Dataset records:
=====

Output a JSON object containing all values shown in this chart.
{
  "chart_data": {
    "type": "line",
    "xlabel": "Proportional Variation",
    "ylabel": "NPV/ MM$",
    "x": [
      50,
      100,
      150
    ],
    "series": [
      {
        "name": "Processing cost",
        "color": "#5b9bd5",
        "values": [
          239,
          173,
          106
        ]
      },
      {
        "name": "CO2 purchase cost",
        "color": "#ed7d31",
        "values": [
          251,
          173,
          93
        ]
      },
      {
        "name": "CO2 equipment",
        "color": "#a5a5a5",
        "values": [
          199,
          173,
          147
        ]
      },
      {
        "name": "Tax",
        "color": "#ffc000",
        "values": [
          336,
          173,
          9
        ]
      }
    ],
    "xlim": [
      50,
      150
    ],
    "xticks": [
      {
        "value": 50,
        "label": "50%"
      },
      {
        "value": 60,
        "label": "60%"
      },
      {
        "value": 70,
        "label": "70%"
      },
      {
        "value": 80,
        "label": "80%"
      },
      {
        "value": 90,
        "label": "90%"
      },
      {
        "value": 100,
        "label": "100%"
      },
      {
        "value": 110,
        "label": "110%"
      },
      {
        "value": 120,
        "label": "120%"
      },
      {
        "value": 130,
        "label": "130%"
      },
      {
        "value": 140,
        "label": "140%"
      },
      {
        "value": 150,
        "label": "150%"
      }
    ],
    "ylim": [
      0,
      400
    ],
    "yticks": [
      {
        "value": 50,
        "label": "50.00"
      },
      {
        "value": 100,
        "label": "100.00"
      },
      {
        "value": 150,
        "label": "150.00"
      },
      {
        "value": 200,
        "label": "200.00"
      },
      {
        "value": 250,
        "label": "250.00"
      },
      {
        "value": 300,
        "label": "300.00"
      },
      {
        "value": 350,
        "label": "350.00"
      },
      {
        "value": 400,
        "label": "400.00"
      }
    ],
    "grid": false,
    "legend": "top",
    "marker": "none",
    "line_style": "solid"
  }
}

=====

GIVEN PROBLEM: Retype every entry word for word.

OUTPUT OF THE TASK:
Output a JSON object containing all values shown in this chart.
{
  "chart_data": {
    "type": "line",
    "xlabel": "Proportional Variation",
    "ylabel": "NPV/ MM$",
    "x": [
      50,
      100,
      150
    ],
    "series": [
      {
        "name": "Processing cost",
        "color": "#5b9bd5",
        "values": [
          239,
          173,
          106
        ]
      },
      {
        "name": "CO2 purchase cost",
        "color": "#ed7d31",
        "values": [
          251,
          173,
          93
        ]
      },
      {
        "name": "CO2 equipment",
        "color": "#a5a5a5",
        "values": [
          199,
          173,
          147
        ]
      },
      {
        "name": "Tax",
        "color": "#ffc000",
        "values": [
          336,
          173,
          9
        ]
      }
    ],
    "xlim": [
      50,
      150
    ],
    "xticks": [
      {
        "value": 50,
        "label": "50%"
      },
      {
        "value": 60,
        "label": "60%"
      },
      {
        "value": 70,
        "label": "70%"
      },
      {
        "value": 80,
        "label": "80%"
      },
      {
        "value": 90,
        "label": "90%"
      },
      {
        "value": 100,
        "label": "100%"
      },
      {
        "value": 110,
        "label": "110%"
      },
      {
        "value": 120,
        "label": "120%"
      },
      {
        "value": 130,
        "label": "130%"
      },
      {
        "value": 140,
        "label": "140%"
      },
      {
        "value": 150,
        "label": "150%"
      }
    ],
    "ylim": [
      0,
      400
    ],
    "yticks": [
      {
        "value": 50,
        "label": "50.00"
      },
      {
        "value": 100,
        "label": "100.00"
      },
      {
        "value": 150,
        "label": "150.00"
      },
      {
        "value": 200,
        "label": "200.00"
      },
      {
        "value": 250,
        "label": "250.00"
      },
      {
        "value": 300,
        "label": "300.00"
      },
      {
        "value": 350,
        "label": "350.00"
      },
      {
        "value": 400,
        "label": "400.00"
      }
    ],
    "grid": false,
    "legend": "top",
    "marker": "none",
    "line_style": "solid"
  }
}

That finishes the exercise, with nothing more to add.